Stated problem: Search the material for the string "minerals", then return every line where it is found.

Exercise material:

..........

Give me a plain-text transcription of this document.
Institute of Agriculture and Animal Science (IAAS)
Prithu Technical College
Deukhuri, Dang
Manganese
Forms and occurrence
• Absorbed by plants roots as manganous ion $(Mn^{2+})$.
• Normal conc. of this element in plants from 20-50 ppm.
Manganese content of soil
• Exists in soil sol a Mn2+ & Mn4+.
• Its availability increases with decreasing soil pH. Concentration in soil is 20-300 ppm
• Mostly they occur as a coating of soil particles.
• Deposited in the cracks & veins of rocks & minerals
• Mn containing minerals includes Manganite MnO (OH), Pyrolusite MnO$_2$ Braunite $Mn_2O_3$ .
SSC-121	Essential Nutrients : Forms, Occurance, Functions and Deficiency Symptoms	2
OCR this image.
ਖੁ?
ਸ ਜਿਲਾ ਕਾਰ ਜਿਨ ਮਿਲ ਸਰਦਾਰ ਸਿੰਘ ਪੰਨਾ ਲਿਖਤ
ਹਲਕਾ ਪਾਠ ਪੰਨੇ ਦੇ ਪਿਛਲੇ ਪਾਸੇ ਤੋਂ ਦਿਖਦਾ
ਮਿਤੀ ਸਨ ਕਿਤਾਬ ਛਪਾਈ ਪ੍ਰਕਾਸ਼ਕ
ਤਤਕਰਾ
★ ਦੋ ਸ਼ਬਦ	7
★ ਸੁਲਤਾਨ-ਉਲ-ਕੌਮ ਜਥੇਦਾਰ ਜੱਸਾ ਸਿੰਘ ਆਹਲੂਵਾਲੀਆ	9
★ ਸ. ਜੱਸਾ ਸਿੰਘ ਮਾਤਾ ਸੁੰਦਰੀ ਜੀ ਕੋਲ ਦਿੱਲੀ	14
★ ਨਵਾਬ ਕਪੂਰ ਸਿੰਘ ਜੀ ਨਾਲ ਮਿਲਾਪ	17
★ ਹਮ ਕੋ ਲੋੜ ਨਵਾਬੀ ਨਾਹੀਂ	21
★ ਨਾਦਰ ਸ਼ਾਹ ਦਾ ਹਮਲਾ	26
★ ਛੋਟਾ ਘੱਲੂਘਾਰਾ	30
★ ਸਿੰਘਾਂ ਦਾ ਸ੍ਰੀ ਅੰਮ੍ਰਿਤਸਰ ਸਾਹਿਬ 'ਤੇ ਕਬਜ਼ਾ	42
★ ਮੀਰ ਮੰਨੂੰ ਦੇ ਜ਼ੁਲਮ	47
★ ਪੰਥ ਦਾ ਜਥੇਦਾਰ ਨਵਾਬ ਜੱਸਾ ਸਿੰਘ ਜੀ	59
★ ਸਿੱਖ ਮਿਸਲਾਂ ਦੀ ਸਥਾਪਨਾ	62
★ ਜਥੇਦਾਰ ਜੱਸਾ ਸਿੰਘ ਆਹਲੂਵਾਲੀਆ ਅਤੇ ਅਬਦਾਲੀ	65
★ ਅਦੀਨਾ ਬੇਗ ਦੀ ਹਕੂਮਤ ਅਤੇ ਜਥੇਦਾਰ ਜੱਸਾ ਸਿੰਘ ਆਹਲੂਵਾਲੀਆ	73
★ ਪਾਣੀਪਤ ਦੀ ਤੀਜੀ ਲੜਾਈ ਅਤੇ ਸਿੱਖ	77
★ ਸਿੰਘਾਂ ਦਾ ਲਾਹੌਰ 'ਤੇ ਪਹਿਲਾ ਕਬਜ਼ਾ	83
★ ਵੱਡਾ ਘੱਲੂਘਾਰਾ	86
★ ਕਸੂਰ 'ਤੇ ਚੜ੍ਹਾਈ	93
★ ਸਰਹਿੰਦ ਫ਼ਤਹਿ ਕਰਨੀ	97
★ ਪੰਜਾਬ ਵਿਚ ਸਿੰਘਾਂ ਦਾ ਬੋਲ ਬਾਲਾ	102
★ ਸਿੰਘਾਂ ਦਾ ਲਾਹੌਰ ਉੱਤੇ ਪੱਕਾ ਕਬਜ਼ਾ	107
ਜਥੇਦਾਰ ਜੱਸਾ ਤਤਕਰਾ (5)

..........

Complete answer:
• Deposited in the cracks & veins of rocks & minerals
• Mn containing minerals includes Manganite MnO (OH), Pyrolusite MnO$_2$ Braunite $Mn_2O_3$ .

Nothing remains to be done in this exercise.